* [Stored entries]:

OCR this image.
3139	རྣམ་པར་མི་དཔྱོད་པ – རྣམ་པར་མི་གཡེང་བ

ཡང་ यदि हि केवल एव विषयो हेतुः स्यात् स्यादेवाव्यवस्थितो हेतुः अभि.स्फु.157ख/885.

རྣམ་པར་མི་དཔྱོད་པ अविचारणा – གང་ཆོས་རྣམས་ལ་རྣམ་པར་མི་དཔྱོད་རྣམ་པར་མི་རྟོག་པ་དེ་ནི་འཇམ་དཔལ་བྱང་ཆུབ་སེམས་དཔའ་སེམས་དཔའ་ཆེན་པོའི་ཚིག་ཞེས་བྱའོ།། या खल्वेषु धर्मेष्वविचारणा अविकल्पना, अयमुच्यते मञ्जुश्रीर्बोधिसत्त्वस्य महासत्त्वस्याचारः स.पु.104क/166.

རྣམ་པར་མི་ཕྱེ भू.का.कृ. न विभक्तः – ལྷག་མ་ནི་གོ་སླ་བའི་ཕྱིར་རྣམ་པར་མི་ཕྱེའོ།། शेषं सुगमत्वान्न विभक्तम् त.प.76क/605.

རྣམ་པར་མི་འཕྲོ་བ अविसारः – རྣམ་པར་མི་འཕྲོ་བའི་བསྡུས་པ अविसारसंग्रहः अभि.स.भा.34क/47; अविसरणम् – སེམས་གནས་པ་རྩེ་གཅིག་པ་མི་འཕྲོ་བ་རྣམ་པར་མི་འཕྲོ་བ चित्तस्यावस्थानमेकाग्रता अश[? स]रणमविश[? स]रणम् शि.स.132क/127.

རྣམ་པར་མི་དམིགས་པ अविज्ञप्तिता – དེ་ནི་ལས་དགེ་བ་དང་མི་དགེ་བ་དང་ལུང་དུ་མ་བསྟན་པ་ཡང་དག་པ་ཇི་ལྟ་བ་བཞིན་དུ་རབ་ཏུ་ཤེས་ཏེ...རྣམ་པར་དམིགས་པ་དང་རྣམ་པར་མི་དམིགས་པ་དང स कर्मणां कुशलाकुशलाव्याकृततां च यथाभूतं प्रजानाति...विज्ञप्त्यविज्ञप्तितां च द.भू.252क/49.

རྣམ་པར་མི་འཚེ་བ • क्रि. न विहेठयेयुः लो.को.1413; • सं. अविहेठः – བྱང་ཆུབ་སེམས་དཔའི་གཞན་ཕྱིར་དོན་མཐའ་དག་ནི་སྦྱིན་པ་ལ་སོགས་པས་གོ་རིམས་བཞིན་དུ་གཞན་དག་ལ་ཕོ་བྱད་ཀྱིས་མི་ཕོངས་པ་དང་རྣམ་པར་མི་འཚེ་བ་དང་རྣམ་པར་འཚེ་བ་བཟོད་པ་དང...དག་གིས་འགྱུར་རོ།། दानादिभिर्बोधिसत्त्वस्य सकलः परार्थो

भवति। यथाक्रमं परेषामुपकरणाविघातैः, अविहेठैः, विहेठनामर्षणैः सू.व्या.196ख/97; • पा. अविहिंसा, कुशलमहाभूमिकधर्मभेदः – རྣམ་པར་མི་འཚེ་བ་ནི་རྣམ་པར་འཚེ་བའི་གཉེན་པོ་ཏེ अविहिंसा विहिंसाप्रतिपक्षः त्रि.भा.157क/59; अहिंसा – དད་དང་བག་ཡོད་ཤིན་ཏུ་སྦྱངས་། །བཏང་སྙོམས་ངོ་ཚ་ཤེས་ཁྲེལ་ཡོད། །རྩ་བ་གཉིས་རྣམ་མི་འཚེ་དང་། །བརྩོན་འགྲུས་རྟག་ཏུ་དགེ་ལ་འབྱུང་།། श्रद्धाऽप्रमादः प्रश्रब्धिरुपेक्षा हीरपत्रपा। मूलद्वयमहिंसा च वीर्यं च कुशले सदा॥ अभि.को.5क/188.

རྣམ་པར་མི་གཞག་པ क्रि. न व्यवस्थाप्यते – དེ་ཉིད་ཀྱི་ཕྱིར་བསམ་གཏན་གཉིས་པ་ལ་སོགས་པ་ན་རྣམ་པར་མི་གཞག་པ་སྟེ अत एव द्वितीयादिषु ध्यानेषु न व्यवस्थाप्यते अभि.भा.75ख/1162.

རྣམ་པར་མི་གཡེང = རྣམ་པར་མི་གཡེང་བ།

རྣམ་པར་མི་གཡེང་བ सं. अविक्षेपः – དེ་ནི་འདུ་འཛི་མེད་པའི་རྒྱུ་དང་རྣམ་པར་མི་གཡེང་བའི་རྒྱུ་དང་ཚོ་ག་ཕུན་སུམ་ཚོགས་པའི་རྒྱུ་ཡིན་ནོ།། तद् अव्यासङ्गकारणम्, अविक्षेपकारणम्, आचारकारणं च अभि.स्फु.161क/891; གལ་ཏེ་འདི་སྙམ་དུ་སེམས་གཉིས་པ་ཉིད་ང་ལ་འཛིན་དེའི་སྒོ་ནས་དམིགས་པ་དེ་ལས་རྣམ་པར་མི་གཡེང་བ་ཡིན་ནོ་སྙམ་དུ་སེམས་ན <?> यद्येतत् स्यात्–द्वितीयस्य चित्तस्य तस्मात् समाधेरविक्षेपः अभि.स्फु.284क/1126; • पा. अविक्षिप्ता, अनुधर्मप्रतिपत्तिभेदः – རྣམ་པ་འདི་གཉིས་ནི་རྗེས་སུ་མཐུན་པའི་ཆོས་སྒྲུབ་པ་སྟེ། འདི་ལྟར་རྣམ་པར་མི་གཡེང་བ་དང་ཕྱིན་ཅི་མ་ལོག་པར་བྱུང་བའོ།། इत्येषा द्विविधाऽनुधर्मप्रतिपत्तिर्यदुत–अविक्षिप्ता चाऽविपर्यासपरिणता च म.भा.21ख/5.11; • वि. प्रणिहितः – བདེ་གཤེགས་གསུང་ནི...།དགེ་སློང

* [Instructions to follow]: Exactly as written above, please repeat the entries.

* [Solution for this exercise]:
OCR this image.
3139	རྣམ་པར་མི་དཔྱོད་པ – རྣམ་པར་མི་གཡེང་བ

ཡང་ यदि हि केवल एव विषयो हेतुः स्यात् स्यादेवाव्यवस्थितो हेतुः अभि.स्फु.157ख/885.

རྣམ་པར་མི་དཔྱོད་པ अविचारणा – གང་ཆོས་རྣམས་ལ་རྣམ་པར་མི་དཔྱོད་རྣམ་པར་མི་རྟོག་པ་དེ་ནི་འཇམ་དཔལ་བྱང་ཆུབ་སེམས་དཔའ་སེམས་དཔའ་ཆེན་པོའི་ཚིག་ཞེས་བྱའོ།། या खल्वेषु धर्मेष्वविचारणा अविकल्पना, अयमुच्यते मञ्जुश्रीर्बोधिसत्त्वस्य महासत्त्वस्याचारः स.पु.104क/166.

རྣམ་པར་མི་ཕྱེ भू.का.कृ. न विभक्तः – ལྷག་མ་ནི་གོ་སླ་བའི་ཕྱིར་རྣམ་པར་མི་ཕྱེའོ།། शेषं सुगमत्वान्न विभक्तम् त.प.76क/605.

རྣམ་པར་མི་འཕྲོ་བ अविसारः – རྣམ་པར་མི་འཕྲོ་བའི་བསྡུས་པ अविसारसंग्रहः अभि.स.भा.34क/47; अविसरणम् – སེམས་གནས་པ་རྩེ་གཅིག་པ་མི་འཕྲོ་བ་རྣམ་པར་མི་འཕྲོ་བ चित्तस्यावस्थानमेकाग्रता अश[? स]रणमविश[? स]रणम् शि.स.132क/127.

རྣམ་པར་མི་དམིགས་པ अविज्ञप्तिता – དེ་ནི་ལས་དགེ་བ་དང་མི་དགེ་བ་དང་ལུང་དུ་མ་བསྟན་པ་ཡང་དག་པ་ཇི་ལྟ་བ་བཞིན་དུ་རབ་ཏུ་ཤེས་ཏེ...རྣམ་པར་དམིགས་པ་དང་རྣམ་པར་མི་དམིགས་པ་དང स कर्मणां कुशलाकुशलाव्याकृततां च यथाभूतं प्रजानाति...विज्ञप्त्यविज्ञप्तितां च द.भू.252क/49.

རྣམ་པར་མི་འཚེ་བ • क्रि. न विहेठयेयुः लो.को.1413; • सं. अविहेठः – བྱང་ཆུབ་སེམས་དཔའི་གཞན་ཕྱིར་དོན་མཐའ་དག་ནི་སྦྱིན་པ་ལ་སོགས་པས་གོ་རིམས་བཞིན་དུ་གཞན་དག་ལ་ཕོ་བྱད་ཀྱིས་མི་ཕོངས་པ་དང་རྣམ་པར་མི་འཚེ་བ་དང་རྣམ་པར་འཚེ་བ་བཟོད་པ་དང...དག་གིས་འགྱུར་རོ།། दानादिभिर्बोधिसत्त्वस्य सकलः परार्थो

भवति। यथाक्रमं परेषामुपकरणाविघातैः, अविहेठैः, विहेठनामर्षणैः सू.व्या.196ख/97; • पा. अविहिंसा, कुशलमहाभूमिकधर्मभेदः – རྣམ་པར་མི་འཚེ་བ་ནི་རྣམ་པར་འཚེ་བའི་གཉེན་པོ་ཏེ अविहिंसा विहिंसाप्रतिपक्षः त्रि.भा.157क/59; अहिंसा – དད་དང་བག་ཡོད་ཤིན་ཏུ་སྦྱངས་། །བཏང་སྙོམས་ངོ་ཚ་ཤེས་ཁྲེལ་ཡོད། །རྩ་བ་གཉིས་རྣམ་མི་འཚེ་དང་། །བརྩོན་འགྲུས་རྟག་ཏུ་དགེ་ལ་འབྱུང་།། श्रद्धाऽप्रमादः प्रश्रब्धिरुपेक्षा हीरपत्रपा। मूलद्वयमहिंसा च वीर्यं च कुशले सदा॥ अभि.को.5क/188.

རྣམ་པར་མི་གཞག་པ क्रि. न व्यवस्थाप्यते – དེ་ཉིད་ཀྱི་ཕྱིར་བསམ་གཏན་གཉིས་པ་ལ་སོགས་པ་ན་རྣམ་པར་མི་གཞག་པ་སྟེ अत एव द्वितीयादिषु ध्यानेषु न व्यवस्थाप्यते अभि.भा.75ख/1162.

རྣམ་པར་མི་གཡེང = རྣམ་པར་མི་གཡེང་བ།

རྣམ་པར་མི་གཡེང་བ सं. अविक्षेपः – དེ་ནི་འདུ་འཛི་མེད་པའི་རྒྱུ་དང་རྣམ་པར་མི་གཡེང་བའི་རྒྱུ་དང་ཚོ་ག་ཕུན་སུམ་ཚོགས་པའི་རྒྱུ་ཡིན་ནོ།། तद् अव्यासङ्गकारणम्, अविक्षेपकारणम्, आचारकारणं च अभि.स्फु.161क/891; གལ་ཏེ་འདི་སྙམ་དུ་སེམས་གཉིས་པ་ཉིད་ང་ལ་འཛིན་དེའི་སྒོ་ནས་དམིགས་པ་དེ་ལས་རྣམ་པར་མི་གཡེང་བ་ཡིན་ནོ་སྙམ་དུ་སེམས་ན <?> यद्येतत् स्यात्–द्वितीयस्य चित्तस्य तस्मात् समाधेरविक्षेपः अभि.स्फु.284क/1126; • पा. अविक्षिप्ता, अनुधर्मप्रतिपत्तिभेदः – རྣམ་པ་འདི་གཉིས་ནི་རྗེས་སུ་མཐུན་པའི་ཆོས་སྒྲུབ་པ་སྟེ། འདི་ལྟར་རྣམ་པར་མི་གཡེང་བ་དང་ཕྱིན་ཅི་མ་ལོག་པར་བྱུང་བའོ།། इत्येषा द्विविधाऽनुधर्मप्रतिपत्तिर्यदुत–अविक्षिप्ता चाऽविपर्यासपरिणता च म.भा.21ख/5.11; • वि. प्रणिहितः – བདེ་གཤེགས་གསུང་ནི...།དགེ་སློང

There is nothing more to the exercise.